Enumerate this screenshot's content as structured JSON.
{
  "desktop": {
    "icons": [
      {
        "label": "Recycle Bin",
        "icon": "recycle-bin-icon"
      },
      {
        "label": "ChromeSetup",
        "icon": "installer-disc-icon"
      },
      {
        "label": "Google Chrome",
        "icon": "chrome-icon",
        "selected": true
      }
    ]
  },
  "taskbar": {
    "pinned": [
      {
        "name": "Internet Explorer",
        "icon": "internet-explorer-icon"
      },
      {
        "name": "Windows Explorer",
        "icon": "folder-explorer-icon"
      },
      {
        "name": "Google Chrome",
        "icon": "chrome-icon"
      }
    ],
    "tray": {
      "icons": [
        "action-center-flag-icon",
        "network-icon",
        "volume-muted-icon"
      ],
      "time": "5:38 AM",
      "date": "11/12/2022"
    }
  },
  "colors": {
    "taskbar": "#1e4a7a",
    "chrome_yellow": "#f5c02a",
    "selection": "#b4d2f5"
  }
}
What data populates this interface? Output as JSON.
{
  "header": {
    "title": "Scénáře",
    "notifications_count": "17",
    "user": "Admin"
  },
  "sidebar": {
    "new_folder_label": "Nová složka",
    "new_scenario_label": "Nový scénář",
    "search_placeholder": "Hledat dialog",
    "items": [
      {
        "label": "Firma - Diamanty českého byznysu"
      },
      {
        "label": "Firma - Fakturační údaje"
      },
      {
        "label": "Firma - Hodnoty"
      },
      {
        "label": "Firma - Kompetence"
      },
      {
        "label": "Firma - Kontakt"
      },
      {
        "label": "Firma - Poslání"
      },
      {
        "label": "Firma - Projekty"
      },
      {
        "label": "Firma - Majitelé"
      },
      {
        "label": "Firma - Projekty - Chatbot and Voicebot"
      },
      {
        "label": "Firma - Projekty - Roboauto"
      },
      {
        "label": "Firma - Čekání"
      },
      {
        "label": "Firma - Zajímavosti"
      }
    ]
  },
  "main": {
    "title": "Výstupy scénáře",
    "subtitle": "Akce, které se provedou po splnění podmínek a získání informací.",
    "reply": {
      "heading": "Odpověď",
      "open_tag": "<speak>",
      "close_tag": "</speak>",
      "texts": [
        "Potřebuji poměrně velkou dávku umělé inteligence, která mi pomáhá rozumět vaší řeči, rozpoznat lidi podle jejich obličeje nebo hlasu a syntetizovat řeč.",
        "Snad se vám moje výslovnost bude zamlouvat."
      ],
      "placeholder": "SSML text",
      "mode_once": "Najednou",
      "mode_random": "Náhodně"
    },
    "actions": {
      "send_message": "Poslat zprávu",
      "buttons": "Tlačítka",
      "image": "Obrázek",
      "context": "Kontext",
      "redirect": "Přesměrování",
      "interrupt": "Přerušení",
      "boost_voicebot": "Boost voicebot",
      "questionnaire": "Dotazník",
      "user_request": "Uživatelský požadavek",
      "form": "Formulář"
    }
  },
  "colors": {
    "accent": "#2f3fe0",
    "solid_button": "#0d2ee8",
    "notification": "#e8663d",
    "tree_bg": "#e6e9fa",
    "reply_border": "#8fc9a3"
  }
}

***

EXERCISE — Read the entries above, then pull out the lines that include "JSON".

COMPLETED EXERCISE —
Enumerate this screenshot's content as structured JSON.
What data populates this interface? Output as JSON.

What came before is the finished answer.